## 指示内容
参考文章では、防火管理者の存在と役割を理解することが命を守る基本だとされています。文章に示された理由を一～三文で説明してください。

火災は一瞬で生命や財産に被害を与える可能性があります。被災現場では、防火管理者が不在、または役割が不明確なために初期対応や避難誘導が遅れ、被害が拡大するケースを多く見てきました。防災×火災では、防火管理者の存在と役割を理解することが命を守る基本です。
■① 防火管理者とは
- 建物や施設における火災防止、初期消火、避難誘導を統括する責任者。
- 消防法により一定規模以上の建物では設置が義務付けられています。
■② 主な役割
- 火災予防のための点検・管理。
- 消火設備や防災器具の維持・管理。
- 従業員や住民への防火教育・訓練の実施。
- 火災発生時の初期消火と避難誘導の指揮。
■③ 防火管理者の資格
- 消防署が実施する防火管理者講習の修了者。
- 事業所や建物の用途・規模に応じて甲種・乙種に分類。

## データ内容
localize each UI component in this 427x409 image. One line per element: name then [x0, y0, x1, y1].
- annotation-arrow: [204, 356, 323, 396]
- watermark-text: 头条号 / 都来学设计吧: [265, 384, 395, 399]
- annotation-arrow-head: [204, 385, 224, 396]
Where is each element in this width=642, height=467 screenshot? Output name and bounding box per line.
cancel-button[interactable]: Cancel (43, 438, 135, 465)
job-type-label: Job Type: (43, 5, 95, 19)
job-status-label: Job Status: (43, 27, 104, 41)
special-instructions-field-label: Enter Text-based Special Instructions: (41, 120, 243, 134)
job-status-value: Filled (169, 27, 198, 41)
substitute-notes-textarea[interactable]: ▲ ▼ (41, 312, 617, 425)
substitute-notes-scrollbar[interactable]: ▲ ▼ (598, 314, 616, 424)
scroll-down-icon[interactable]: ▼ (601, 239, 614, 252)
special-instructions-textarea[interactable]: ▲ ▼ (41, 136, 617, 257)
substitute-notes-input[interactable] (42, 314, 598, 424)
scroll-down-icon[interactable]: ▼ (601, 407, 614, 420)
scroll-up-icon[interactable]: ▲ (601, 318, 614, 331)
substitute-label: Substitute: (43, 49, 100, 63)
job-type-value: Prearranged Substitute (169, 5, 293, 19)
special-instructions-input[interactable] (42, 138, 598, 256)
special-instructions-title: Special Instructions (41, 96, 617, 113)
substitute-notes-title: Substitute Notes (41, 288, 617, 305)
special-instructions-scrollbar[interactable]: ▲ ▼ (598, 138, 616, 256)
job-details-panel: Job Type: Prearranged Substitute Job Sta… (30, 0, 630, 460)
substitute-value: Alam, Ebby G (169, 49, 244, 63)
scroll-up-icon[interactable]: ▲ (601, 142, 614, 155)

## 回答
被災現場では、防火管理者が不在だったり役割が不明確だったりすると、初期対応や避難誘導が遅れます。その結果、被害が拡大するケースが多く見られるからです。火災は一瞬で生命や財産に被害を与える可能性があるため、防火管理者の存在と役割を理解しておくことが欠かせません。